▸ Task objective: Take every line from the material that has the word "figure" in it.

▸ Material shown:
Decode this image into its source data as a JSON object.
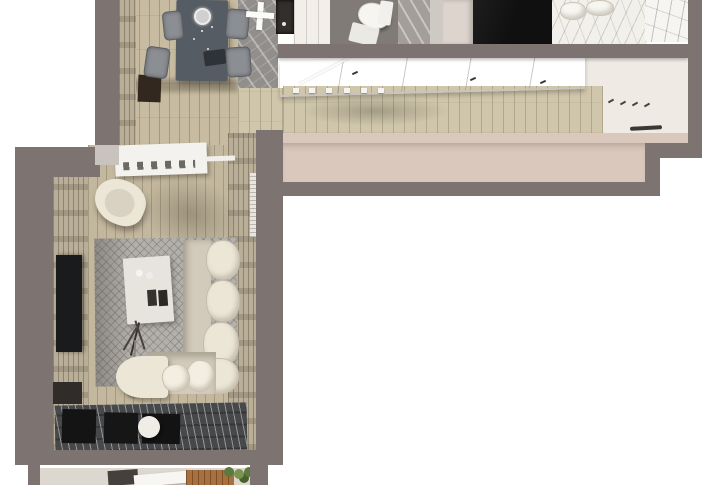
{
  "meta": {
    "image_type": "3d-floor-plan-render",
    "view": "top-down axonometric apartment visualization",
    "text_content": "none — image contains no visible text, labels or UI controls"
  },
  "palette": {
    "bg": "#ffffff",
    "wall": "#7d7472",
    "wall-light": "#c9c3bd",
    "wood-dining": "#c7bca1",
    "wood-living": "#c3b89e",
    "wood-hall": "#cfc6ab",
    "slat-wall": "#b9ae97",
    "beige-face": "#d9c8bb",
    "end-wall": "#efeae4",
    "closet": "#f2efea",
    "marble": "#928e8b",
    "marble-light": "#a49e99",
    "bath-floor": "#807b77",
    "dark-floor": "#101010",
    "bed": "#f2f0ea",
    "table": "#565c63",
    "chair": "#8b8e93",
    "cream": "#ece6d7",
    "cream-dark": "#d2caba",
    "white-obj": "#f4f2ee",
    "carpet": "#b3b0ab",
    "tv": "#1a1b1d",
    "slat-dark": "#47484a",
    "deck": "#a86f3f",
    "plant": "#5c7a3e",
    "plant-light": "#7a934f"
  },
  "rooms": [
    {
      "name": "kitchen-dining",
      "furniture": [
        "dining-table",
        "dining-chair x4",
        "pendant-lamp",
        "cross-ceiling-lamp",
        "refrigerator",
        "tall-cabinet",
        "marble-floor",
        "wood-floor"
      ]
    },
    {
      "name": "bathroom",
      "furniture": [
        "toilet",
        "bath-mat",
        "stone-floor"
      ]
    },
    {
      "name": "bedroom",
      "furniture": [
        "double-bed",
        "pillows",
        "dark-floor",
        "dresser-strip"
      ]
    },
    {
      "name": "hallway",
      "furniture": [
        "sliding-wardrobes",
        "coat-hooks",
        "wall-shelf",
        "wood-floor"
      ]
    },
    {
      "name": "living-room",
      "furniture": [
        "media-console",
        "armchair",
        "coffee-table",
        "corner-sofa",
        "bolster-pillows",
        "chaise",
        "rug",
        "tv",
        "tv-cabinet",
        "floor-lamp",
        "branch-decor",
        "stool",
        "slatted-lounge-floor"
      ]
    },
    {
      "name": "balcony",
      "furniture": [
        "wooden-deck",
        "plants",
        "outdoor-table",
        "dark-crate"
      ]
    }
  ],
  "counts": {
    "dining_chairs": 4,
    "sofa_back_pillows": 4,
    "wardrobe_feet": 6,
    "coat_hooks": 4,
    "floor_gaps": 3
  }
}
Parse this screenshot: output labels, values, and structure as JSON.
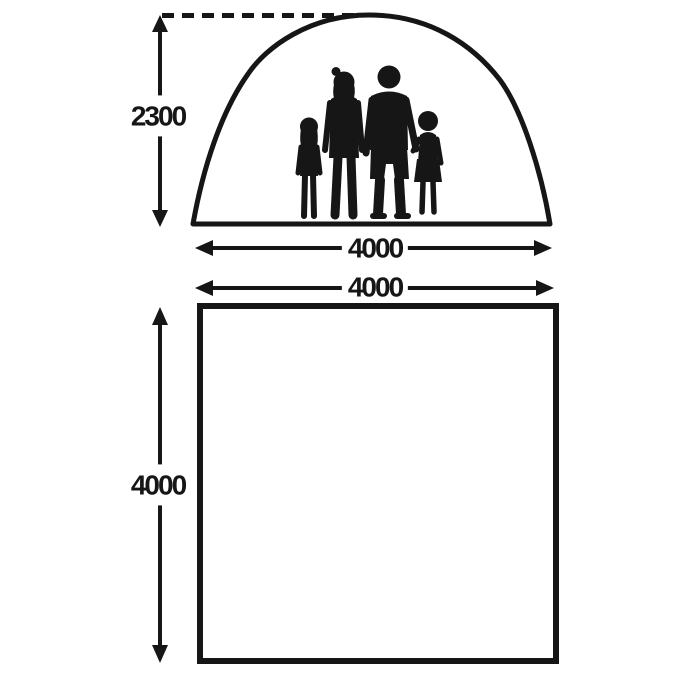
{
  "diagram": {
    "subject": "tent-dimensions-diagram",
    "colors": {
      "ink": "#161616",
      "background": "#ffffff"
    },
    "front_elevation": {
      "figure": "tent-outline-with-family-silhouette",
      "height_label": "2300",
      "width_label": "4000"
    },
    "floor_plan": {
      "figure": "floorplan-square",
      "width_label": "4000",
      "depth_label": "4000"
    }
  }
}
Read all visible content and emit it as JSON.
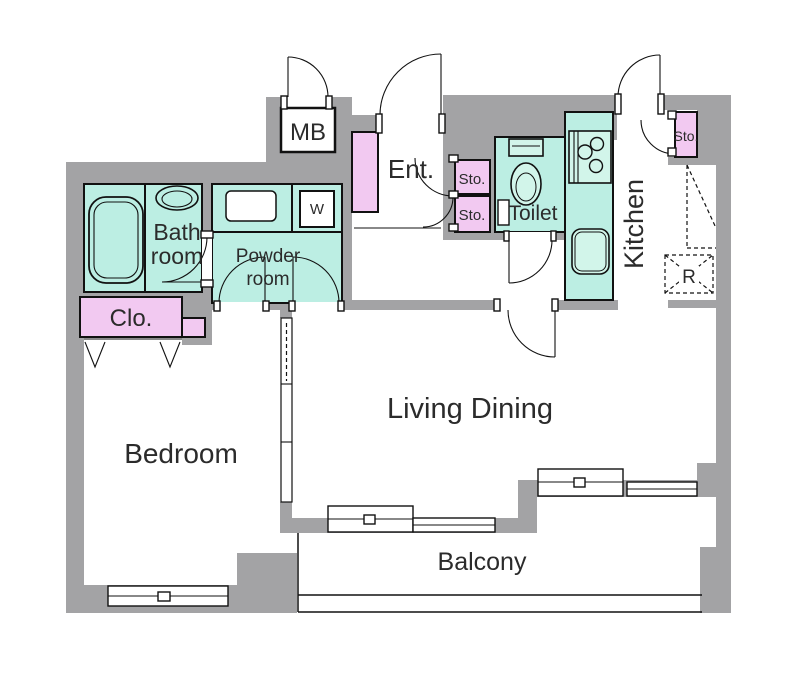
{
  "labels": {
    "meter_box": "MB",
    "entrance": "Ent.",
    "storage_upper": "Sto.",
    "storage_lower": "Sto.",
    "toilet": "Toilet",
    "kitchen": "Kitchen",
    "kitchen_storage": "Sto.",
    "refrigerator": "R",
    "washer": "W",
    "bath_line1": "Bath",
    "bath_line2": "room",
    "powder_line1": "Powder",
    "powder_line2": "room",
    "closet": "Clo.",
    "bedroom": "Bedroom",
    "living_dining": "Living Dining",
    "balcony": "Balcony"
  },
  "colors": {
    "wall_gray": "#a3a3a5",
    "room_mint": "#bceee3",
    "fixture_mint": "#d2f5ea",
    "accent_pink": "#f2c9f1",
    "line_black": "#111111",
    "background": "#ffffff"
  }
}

* * *

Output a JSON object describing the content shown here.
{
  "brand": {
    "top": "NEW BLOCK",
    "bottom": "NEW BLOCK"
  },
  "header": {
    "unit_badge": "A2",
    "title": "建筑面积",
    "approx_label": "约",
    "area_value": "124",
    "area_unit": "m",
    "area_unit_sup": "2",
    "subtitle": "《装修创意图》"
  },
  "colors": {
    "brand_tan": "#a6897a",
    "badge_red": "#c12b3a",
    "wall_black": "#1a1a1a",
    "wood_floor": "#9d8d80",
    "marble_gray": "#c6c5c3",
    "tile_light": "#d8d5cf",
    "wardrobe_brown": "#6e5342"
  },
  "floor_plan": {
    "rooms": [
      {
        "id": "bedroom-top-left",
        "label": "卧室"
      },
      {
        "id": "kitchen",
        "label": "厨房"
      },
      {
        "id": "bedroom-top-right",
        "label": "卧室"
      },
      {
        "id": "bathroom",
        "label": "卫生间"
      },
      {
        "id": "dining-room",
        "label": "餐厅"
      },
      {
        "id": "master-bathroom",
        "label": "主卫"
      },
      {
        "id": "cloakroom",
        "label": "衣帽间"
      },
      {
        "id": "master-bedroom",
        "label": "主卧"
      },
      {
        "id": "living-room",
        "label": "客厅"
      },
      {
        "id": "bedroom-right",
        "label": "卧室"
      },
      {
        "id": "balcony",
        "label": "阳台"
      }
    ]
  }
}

==

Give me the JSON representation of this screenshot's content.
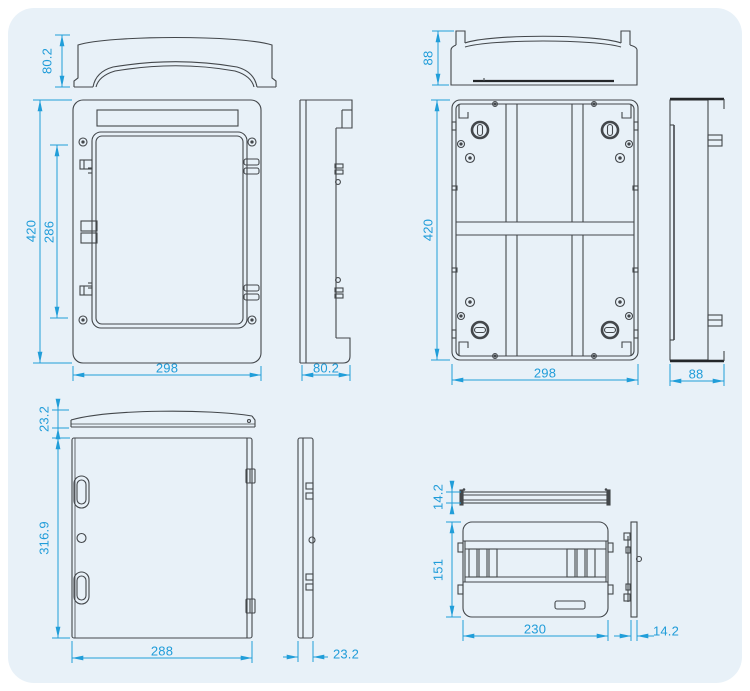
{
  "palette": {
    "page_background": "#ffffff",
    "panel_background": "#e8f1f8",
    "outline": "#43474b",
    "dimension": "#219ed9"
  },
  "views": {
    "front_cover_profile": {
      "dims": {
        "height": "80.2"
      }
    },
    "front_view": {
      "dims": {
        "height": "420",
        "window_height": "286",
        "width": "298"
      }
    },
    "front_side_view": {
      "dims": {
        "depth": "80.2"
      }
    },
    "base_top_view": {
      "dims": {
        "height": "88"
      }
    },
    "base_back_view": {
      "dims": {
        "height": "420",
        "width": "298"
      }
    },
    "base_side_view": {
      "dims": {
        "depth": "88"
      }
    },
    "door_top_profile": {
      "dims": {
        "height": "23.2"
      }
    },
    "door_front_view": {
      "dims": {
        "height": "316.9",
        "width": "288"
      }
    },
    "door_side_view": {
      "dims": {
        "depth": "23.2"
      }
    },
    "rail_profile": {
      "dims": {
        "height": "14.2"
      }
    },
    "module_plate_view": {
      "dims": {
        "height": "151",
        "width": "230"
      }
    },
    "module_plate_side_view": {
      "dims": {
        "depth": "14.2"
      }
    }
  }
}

▸ Solution:
      "figure": "tent-outline-with-family-silhouette",
      "figure": "floorplan-square",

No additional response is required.